=== WHAT THE TASK REQUIRES ===
Go through the records below line by line. Count the lines with "placeholder" and give the count alone.

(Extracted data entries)

%%

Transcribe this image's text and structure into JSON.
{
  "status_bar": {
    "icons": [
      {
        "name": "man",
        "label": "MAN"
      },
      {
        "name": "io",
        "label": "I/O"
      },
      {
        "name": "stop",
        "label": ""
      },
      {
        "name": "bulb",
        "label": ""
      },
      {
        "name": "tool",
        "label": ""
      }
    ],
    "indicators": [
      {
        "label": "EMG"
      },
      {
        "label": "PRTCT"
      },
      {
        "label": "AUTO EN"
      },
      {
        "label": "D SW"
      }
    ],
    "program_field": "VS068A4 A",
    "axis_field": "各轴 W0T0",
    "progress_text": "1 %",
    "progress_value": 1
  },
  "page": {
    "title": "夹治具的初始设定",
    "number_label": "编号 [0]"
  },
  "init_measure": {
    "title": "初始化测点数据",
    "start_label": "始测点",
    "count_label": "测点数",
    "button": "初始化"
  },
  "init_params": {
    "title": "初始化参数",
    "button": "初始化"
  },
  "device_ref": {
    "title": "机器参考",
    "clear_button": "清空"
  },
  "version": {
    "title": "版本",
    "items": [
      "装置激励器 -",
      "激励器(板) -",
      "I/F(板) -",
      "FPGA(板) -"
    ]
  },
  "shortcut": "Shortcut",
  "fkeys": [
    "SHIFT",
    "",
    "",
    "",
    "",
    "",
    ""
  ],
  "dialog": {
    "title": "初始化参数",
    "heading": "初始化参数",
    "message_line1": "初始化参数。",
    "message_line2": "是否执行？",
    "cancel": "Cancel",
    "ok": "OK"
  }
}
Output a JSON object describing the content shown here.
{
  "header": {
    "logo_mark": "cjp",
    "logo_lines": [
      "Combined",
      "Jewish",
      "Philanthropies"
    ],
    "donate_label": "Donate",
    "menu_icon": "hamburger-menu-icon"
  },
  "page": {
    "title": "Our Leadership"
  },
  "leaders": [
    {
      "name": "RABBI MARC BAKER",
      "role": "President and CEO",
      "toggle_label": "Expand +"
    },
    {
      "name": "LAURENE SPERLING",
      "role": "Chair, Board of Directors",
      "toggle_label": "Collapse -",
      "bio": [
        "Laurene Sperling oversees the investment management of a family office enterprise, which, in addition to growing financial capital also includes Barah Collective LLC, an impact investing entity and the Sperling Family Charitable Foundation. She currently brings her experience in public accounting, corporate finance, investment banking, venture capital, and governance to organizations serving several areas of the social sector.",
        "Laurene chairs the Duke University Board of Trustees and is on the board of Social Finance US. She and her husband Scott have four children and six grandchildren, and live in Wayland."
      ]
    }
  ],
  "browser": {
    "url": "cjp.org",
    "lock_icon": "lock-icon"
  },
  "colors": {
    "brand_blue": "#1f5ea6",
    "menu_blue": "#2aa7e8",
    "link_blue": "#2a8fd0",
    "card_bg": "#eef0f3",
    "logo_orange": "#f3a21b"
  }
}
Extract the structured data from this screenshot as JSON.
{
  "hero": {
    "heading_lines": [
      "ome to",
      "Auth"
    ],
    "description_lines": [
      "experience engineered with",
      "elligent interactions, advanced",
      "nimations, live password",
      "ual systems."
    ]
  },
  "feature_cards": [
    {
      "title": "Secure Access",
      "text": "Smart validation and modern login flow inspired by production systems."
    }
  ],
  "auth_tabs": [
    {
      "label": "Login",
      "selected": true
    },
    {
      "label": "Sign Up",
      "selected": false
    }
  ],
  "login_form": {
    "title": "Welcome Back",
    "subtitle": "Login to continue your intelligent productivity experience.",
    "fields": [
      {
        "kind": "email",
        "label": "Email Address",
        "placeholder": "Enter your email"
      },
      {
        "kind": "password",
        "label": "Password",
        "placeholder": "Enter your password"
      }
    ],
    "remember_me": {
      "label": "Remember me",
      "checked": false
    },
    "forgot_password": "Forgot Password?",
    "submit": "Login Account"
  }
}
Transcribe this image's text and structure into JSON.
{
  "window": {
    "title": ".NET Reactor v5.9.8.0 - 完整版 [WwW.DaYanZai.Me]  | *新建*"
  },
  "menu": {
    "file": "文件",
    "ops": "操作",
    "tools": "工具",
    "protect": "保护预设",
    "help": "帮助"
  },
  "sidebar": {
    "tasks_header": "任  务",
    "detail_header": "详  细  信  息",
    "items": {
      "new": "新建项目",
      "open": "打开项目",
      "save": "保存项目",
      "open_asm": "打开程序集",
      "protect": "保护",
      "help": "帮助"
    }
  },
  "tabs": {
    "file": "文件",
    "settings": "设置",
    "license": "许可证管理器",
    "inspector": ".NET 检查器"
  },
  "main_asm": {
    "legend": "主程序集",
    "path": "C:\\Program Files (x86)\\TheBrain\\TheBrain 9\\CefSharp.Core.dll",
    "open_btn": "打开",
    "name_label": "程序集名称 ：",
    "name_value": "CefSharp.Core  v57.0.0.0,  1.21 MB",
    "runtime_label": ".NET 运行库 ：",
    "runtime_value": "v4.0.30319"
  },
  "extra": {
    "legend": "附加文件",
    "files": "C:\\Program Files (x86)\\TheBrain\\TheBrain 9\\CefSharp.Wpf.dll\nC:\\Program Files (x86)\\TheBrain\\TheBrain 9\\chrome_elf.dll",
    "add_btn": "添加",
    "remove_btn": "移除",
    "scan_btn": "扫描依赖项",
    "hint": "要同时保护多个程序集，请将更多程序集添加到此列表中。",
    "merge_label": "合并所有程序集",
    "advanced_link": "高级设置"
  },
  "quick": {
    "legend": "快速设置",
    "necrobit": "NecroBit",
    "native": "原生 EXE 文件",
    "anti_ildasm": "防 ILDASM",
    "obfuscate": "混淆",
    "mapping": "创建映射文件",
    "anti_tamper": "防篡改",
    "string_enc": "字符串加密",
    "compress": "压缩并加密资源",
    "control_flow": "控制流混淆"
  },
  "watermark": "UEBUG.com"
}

%%

=== OUTPUT OF THE TASK ===
2